— Start of Exercise material —

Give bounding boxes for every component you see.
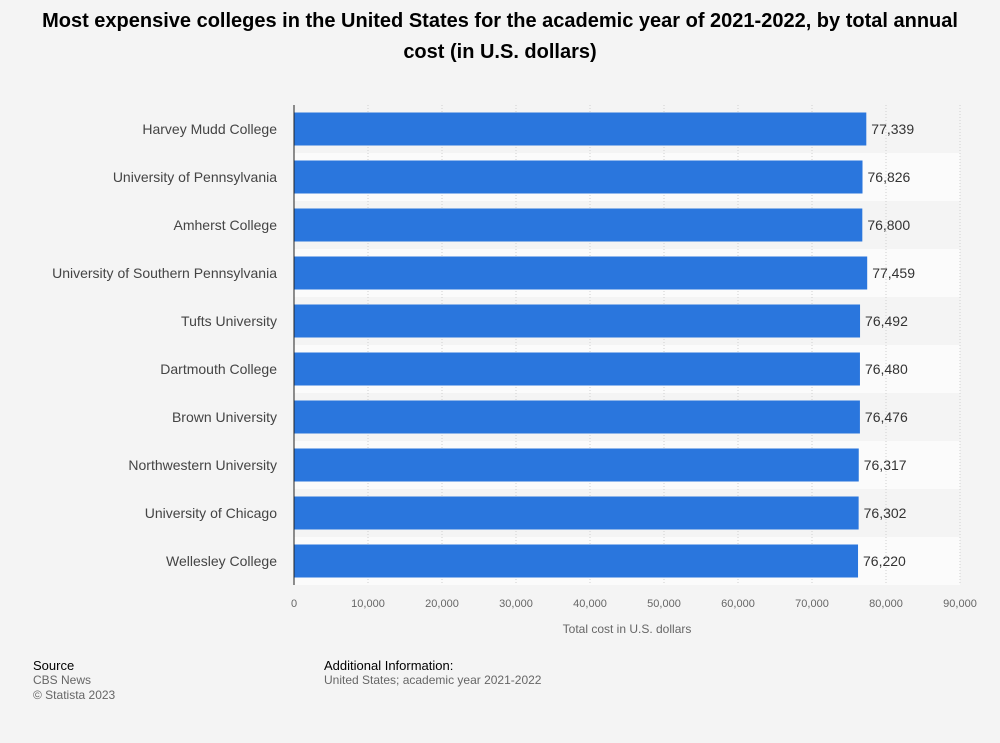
bar <box>294 448 859 482</box>
chart-plot: Harvey Mudd College University of Pennsyl… <box>52 105 977 636</box>
bar <box>294 208 863 242</box>
additional-info-heading: Additional Information: <box>324 658 454 673</box>
x-tick-label: 90,000 <box>943 598 977 610</box>
category-label: Harvey Mudd College <box>142 121 277 137</box>
category-label: Wellesley College <box>166 553 277 569</box>
data-label: 76,317 <box>864 457 907 473</box>
bar <box>294 160 863 194</box>
category-label: University of Southern Pennsylvania <box>52 265 277 281</box>
additional-info-text: United States; academic year 2021-2022 <box>324 673 542 687</box>
additional-info-block: Additional Information: United States; a… <box>324 658 541 688</box>
x-tick-label: 50,000 <box>647 598 681 610</box>
category-label: Dartmouth College <box>160 361 277 377</box>
bar <box>294 400 860 434</box>
chart-title: Most expensive colleges in the United St… <box>42 10 958 63</box>
x-tick-label: 40,000 <box>573 598 607 610</box>
bar <box>294 496 859 530</box>
source-name[interactable]: CBS News <box>33 673 92 687</box>
data-label: 76,476 <box>865 409 908 425</box>
copyright[interactable]: © Statista 2023 <box>33 688 116 702</box>
bar <box>294 544 859 578</box>
category-label: Amherst College <box>174 217 278 233</box>
data-label: 77,459 <box>872 265 915 281</box>
category-label: Tufts University <box>181 313 277 329</box>
x-axis-title: Total cost in U.S. dollars <box>563 622 692 636</box>
category-label: Northwestern University <box>128 457 277 473</box>
data-label: 76,800 <box>867 217 910 233</box>
data-label: 77,339 <box>871 121 914 137</box>
data-label: 76,826 <box>868 169 911 185</box>
bar <box>294 304 861 338</box>
x-tick-label: 30,000 <box>499 598 533 610</box>
bar <box>294 256 868 290</box>
category-label: University of Pennsylvania <box>113 169 277 185</box>
source-heading: Source <box>33 658 75 673</box>
source-block: Source CBS News © Statista 2023 <box>33 658 115 703</box>
x-tick-label: 70,000 <box>795 598 829 610</box>
category-label: University of Chicago <box>145 505 277 521</box>
x-tick-label: 20,000 <box>425 598 459 610</box>
x-tick-label: 80,000 <box>869 598 903 610</box>
data-label: 76,492 <box>865 313 908 329</box>
bar <box>294 352 860 386</box>
x-tick-label: 60,000 <box>721 598 755 610</box>
category-label: Brown University <box>172 409 277 425</box>
data-label: 76,220 <box>863 553 906 569</box>
x-tick-label: 0 <box>291 598 297 610</box>
x-tick-label: 10,000 <box>351 598 385 610</box>
data-label: 76,302 <box>864 505 907 521</box>
bar <box>294 112 867 146</box>
data-label: 76,480 <box>865 361 908 377</box>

— End of Exercise material —

Job:
Reproduce every line of the data above without any changes, leaving out the picture.

Task solution:
Give bounding boxes for every component you see.
bar <box>294 448 859 482</box>
chart-plot: Harvey Mudd College University of Pennsyl… <box>52 105 977 636</box>
bar <box>294 208 863 242</box>
additional-info-heading: Additional Information: <box>324 658 454 673</box>
x-tick-label: 90,000 <box>943 598 977 610</box>
category-label: Harvey Mudd College <box>142 121 277 137</box>
category-label: Wellesley College <box>166 553 277 569</box>
data-label: 76,317 <box>864 457 907 473</box>
bar <box>294 160 863 194</box>
category-label: University of Southern Pennsylvania <box>52 265 277 281</box>
additional-info-text: United States; academic year 2021-2022 <box>324 673 542 687</box>
additional-info-block: Additional Information: United States; a… <box>324 658 541 688</box>
x-tick-label: 50,000 <box>647 598 681 610</box>
category-label: Dartmouth College <box>160 361 277 377</box>
bar <box>294 400 860 434</box>
chart-title: Most expensive colleges in the United St… <box>42 10 958 63</box>
x-tick-label: 40,000 <box>573 598 607 610</box>
bar <box>294 496 859 530</box>
source-name[interactable]: CBS News <box>33 673 92 687</box>
data-label: 76,476 <box>865 409 908 425</box>
copyright[interactable]: © Statista 2023 <box>33 688 116 702</box>
bar <box>294 544 859 578</box>
category-label: Amherst College <box>174 217 278 233</box>
data-label: 77,459 <box>872 265 915 281</box>
category-label: Tufts University <box>181 313 277 329</box>
x-axis-title: Total cost in U.S. dollars <box>563 622 692 636</box>
category-label: Northwestern University <box>128 457 277 473</box>
data-label: 76,800 <box>867 217 910 233</box>
data-label: 77,339 <box>871 121 914 137</box>
data-label: 76,826 <box>868 169 911 185</box>
bar <box>294 304 861 338</box>
x-tick-label: 30,000 <box>499 598 533 610</box>
bar <box>294 256 868 290</box>
category-label: University of Pennsylvania <box>113 169 277 185</box>
source-heading: Source <box>33 658 75 673</box>
source-block: Source CBS News © Statista 2023 <box>33 658 115 703</box>
x-tick-label: 70,000 <box>795 598 829 610</box>
category-label: University of Chicago <box>145 505 277 521</box>
x-tick-label: 20,000 <box>425 598 459 610</box>
x-tick-label: 80,000 <box>869 598 903 610</box>
data-label: 76,492 <box>865 313 908 329</box>
bar <box>294 352 860 386</box>
x-tick-label: 60,000 <box>721 598 755 610</box>
category-label: Brown University <box>172 409 277 425</box>
data-label: 76,220 <box>863 553 906 569</box>
x-tick-label: 0 <box>291 598 297 610</box>
x-tick-label: 10,000 <box>351 598 385 610</box>
data-label: 76,302 <box>864 505 907 521</box>
bar <box>294 112 867 146</box>
data-label: 76,480 <box>865 361 908 377</box>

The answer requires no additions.